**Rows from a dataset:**
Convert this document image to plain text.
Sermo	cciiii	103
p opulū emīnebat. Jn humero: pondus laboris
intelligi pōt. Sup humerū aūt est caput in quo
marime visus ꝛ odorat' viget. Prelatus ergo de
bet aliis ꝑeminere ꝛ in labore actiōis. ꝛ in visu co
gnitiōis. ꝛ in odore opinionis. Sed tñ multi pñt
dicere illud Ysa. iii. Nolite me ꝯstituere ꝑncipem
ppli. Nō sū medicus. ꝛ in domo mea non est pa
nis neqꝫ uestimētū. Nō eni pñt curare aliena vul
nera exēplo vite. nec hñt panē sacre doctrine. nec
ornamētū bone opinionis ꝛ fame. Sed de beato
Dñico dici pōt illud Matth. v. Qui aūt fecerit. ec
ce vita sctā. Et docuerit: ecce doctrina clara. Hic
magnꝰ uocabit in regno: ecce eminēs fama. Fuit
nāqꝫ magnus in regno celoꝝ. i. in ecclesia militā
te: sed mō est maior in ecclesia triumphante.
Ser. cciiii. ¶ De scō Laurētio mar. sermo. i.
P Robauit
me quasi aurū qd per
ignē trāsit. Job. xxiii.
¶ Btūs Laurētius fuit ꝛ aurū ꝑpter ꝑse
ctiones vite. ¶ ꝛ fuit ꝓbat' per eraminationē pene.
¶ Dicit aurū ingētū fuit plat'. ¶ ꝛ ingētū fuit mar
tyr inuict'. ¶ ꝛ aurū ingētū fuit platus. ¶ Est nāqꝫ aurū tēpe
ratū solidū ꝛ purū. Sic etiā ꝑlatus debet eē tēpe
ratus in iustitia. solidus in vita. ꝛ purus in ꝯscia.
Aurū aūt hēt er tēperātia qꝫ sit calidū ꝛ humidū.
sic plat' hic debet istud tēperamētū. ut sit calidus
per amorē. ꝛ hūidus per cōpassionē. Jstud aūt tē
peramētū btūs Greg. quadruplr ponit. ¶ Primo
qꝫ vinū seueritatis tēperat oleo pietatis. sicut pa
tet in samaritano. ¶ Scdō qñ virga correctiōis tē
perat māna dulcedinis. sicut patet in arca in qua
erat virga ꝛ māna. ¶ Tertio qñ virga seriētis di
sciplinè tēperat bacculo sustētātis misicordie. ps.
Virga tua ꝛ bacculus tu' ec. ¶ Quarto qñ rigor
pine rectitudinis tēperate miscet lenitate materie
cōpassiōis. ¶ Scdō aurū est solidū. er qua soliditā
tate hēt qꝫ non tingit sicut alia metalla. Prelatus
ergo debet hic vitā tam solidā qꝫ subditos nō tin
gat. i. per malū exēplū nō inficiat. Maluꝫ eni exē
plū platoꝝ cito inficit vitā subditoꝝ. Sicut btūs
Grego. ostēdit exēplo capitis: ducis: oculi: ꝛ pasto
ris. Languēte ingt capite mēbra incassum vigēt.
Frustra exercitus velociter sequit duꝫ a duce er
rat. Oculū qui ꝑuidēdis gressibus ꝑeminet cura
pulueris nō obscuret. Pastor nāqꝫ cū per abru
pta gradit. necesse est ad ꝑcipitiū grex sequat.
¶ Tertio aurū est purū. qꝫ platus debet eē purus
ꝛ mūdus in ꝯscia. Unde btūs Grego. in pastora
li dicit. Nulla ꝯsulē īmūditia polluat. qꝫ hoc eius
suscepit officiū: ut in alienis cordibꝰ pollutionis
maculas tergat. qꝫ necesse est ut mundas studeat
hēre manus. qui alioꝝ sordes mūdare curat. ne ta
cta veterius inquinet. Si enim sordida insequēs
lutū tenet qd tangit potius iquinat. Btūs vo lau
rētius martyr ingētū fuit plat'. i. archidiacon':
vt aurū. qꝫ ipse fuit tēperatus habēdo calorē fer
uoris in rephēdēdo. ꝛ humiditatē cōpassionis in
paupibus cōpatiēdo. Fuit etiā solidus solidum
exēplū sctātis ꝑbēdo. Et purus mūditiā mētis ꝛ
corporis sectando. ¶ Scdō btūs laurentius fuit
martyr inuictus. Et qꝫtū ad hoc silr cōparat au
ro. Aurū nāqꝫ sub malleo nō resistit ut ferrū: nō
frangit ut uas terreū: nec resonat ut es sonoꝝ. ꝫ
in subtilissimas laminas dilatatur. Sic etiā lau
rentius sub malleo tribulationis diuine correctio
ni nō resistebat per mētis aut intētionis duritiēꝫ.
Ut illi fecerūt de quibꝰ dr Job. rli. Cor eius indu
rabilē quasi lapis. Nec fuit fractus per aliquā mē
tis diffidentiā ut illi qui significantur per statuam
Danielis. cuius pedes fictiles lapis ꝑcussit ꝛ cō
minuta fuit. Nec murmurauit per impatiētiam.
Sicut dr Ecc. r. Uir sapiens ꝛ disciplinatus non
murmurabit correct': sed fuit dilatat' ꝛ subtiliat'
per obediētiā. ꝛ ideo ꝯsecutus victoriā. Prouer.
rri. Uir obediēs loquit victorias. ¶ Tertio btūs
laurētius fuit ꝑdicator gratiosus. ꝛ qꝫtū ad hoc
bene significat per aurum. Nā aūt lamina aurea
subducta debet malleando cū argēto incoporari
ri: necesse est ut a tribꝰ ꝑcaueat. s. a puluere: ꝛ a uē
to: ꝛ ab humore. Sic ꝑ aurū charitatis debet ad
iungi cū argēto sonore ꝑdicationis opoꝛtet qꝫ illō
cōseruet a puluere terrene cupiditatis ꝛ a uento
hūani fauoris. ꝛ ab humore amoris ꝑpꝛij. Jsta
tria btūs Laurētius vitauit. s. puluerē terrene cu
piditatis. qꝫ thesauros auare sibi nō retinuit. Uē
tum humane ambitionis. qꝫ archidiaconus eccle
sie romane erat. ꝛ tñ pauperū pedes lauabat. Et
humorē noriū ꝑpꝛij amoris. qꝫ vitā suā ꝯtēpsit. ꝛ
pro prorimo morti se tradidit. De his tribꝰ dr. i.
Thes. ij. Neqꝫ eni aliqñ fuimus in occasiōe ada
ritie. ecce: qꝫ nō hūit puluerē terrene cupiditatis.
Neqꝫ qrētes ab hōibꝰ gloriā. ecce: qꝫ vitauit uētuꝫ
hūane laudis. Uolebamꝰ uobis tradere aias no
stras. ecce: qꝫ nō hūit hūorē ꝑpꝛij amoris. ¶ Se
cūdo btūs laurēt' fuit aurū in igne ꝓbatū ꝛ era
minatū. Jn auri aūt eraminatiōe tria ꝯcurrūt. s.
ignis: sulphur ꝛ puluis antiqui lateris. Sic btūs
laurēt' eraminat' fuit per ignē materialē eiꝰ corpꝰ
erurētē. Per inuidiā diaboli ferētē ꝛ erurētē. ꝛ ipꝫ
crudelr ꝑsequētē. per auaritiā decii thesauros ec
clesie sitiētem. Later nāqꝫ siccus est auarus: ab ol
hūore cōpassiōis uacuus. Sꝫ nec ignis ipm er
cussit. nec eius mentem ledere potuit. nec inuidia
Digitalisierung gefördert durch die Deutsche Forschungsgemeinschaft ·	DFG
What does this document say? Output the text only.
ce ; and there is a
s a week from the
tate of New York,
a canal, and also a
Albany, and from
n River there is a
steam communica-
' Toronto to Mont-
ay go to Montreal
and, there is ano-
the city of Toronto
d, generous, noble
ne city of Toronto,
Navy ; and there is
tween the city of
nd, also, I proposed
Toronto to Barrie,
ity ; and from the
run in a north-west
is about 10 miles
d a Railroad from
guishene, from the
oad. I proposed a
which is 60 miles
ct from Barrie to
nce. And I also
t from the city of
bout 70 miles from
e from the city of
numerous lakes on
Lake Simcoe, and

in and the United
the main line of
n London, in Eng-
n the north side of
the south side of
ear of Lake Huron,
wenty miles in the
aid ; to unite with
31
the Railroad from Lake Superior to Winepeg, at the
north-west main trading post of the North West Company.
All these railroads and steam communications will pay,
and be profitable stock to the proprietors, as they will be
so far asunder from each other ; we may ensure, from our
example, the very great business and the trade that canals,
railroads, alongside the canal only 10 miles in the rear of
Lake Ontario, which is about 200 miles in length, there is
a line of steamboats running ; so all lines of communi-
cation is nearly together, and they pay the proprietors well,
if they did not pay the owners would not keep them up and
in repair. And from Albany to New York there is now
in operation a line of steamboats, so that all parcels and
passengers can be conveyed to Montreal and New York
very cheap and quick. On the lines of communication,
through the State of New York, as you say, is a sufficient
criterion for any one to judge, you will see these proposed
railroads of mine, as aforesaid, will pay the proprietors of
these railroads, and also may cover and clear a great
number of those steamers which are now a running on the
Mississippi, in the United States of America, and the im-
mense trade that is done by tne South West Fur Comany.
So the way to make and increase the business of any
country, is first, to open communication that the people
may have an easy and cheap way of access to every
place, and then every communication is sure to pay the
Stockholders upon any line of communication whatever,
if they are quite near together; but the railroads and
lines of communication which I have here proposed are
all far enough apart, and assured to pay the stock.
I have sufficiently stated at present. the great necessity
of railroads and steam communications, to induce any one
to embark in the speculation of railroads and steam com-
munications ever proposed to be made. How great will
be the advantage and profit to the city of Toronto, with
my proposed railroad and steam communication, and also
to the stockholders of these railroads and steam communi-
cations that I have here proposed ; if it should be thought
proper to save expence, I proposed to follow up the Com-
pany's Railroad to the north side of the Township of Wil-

**Aim of the exercise:**
Copy each line above where the string "miles" occurs.

**Result below:**
is about 10 miles
which is 60 miles
bout 70 miles from
wenty miles in the
railroads, alongside the canal only 10 miles in the rear of
Lake Ontario, which is about 200 miles in length, there is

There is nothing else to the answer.